- What you have to do
Give an exact copy of every line, leaving images out.

- Provided records
-- begin --
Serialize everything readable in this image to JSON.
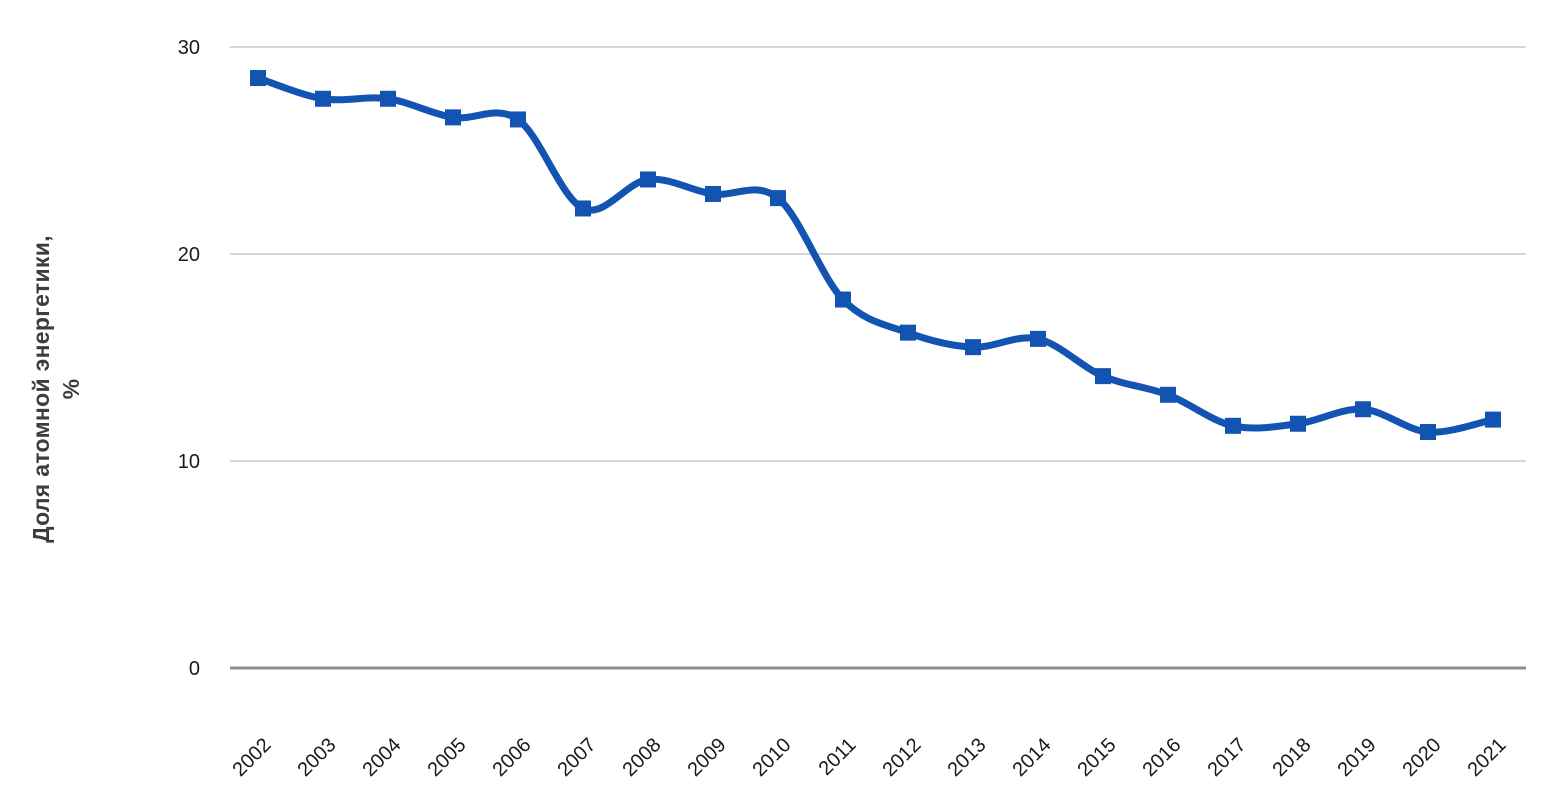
{
  "chart_data": {
    "type": "line",
    "title": "",
    "ylabel_line1": "Доля атомной энергетики,",
    "ylabel_line2": "%",
    "categories": [
      "2002",
      "2003",
      "2004",
      "2005",
      "2006",
      "2007",
      "2008",
      "2009",
      "2010",
      "2011",
      "2012",
      "2013",
      "2014",
      "2015",
      "2016",
      "2017",
      "2018",
      "2019",
      "2020",
      "2021"
    ],
    "series": [
      {
        "name": "Доля атомной энергетики, %",
        "values": [
          28.5,
          27.5,
          27.5,
          26.6,
          26.5,
          22.2,
          23.6,
          22.9,
          22.7,
          17.8,
          16.2,
          15.5,
          15.9,
          14.1,
          13.2,
          11.7,
          11.8,
          12.5,
          11.4,
          12.0
        ]
      }
    ],
    "yticks": [
      0,
      10,
      20,
      30
    ],
    "ylim": [
      0,
      30
    ],
    "grid": "horizontal",
    "legend_position": "none",
    "smooth_line": true,
    "marker_shape": "square",
    "colors": {
      "line": "#1353b1",
      "gridline": "#d6d6d6",
      "axis_line": "#8f8f8f",
      "tick_text": "#1a1a1a",
      "axis_title_text": "#3d3d3d",
      "background": "#ffffff"
    }
  }
}
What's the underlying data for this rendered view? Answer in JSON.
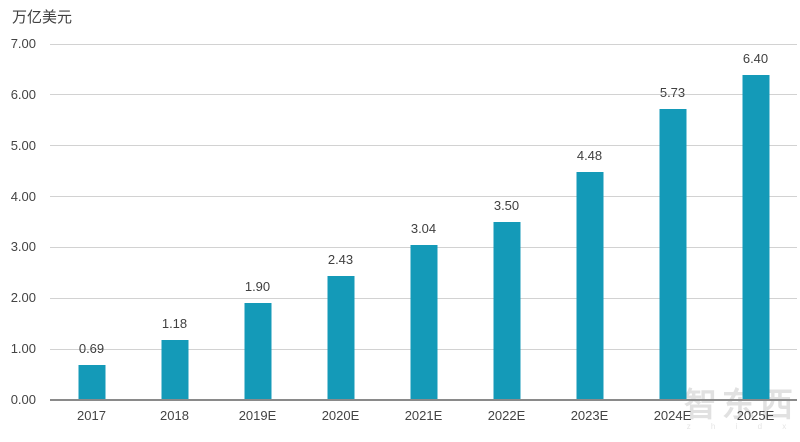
{
  "chart_data": {
    "type": "bar",
    "title": "",
    "ylabel": "万亿美元",
    "xlabel": "",
    "categories": [
      "2017",
      "2018",
      "2019E",
      "2020E",
      "2021E",
      "2022E",
      "2023E",
      "2024E",
      "2025E"
    ],
    "values": [
      0.69,
      1.18,
      1.9,
      2.43,
      3.04,
      3.5,
      4.48,
      5.73,
      6.4
    ],
    "value_labels": [
      "0.69",
      "1.18",
      "1.90",
      "2.43",
      "3.04",
      "3.50",
      "4.48",
      "5.73",
      "6.40"
    ],
    "ylim": [
      0,
      7
    ],
    "ytick_step": 1,
    "ytick_labels": [
      "0.00",
      "1.00",
      "2.00",
      "3.00",
      "4.00",
      "5.00",
      "6.00",
      "7.00"
    ],
    "grid": true,
    "legend": false,
    "bar_color": "#149AB8"
  },
  "colors": {
    "bar": "#149AB8",
    "gridline": "#d2d2d2",
    "axis_line": "#8a8a8a",
    "text": "#404040",
    "watermark": "#c9c9c9"
  },
  "watermark": {
    "text": "智东西",
    "subtext": "z h i d x"
  }
}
-- end --
- Task answer
Serialize everything readable in this image to JSON.
{
  "chart_data": {
    "type": "line",
    "title": "",
    "ylabel_line1": "Доля атомной энергетики,",
    "ylabel_line2": "%",
    "categories": [
      "2002",
      "2003",
      "2004",
      "2005",
      "2006",
      "2007",
      "2008",
      "2009",
      "2010",
      "2011",
      "2012",
      "2013",
      "2014",
      "2015",
      "2016",
      "2017",
      "2018",
      "2019",
      "2020",
      "2021"
    ],
    "series": [
      {
        "name": "Доля атомной энергетики, %",
        "values": [
          28.5,
          27.5,
          27.5,
          26.6,
          26.5,
          22.2,
          23.6,
          22.9,
          22.7,
          17.8,
          16.2,
          15.5,
          15.9,
          14.1,
          13.2,
          11.7,
          11.8,
          12.5,
          11.4,
          12.0
        ]
      }
    ],
    "yticks": [
      0,
      10,
      20,
      30
    ],
    "ylim": [
      0,
      30
    ],
    "grid": "horizontal",
    "legend_position": "none",
    "smooth_line": true,
    "marker_shape": "square",
    "colors": {
      "line": "#1353b1",
      "gridline": "#d6d6d6",
      "axis_line": "#8f8f8f",
      "tick_text": "#1a1a1a",
      "axis_title_text": "#3d3d3d",
      "background": "#ffffff"
    }
  }
}
What's the underlying data for this rendered view? Answer in JSON.
{
  "chart_data": {
    "type": "bar",
    "title": "",
    "ylabel": "万亿美元",
    "xlabel": "",
    "categories": [
      "2017",
      "2018",
      "2019E",
      "2020E",
      "2021E",
      "2022E",
      "2023E",
      "2024E",
      "2025E"
    ],
    "values": [
      0.69,
      1.18,
      1.9,
      2.43,
      3.04,
      3.5,
      4.48,
      5.73,
      6.4
    ],
    "value_labels": [
      "0.69",
      "1.18",
      "1.90",
      "2.43",
      "3.04",
      "3.50",
      "4.48",
      "5.73",
      "6.40"
    ],
    "ylim": [
      0,
      7
    ],
    "ytick_step": 1,
    "ytick_labels": [
      "0.00",
      "1.00",
      "2.00",
      "3.00",
      "4.00",
      "5.00",
      "6.00",
      "7.00"
    ],
    "grid": true,
    "legend": false,
    "bar_color": "#149AB8"
  },
  "colors": {
    "bar": "#149AB8",
    "gridline": "#d2d2d2",
    "axis_line": "#8a8a8a",
    "text": "#404040",
    "watermark": "#c9c9c9"
  },
  "watermark": {
    "text": "智东西",
    "subtext": "z h i d x"
  }
}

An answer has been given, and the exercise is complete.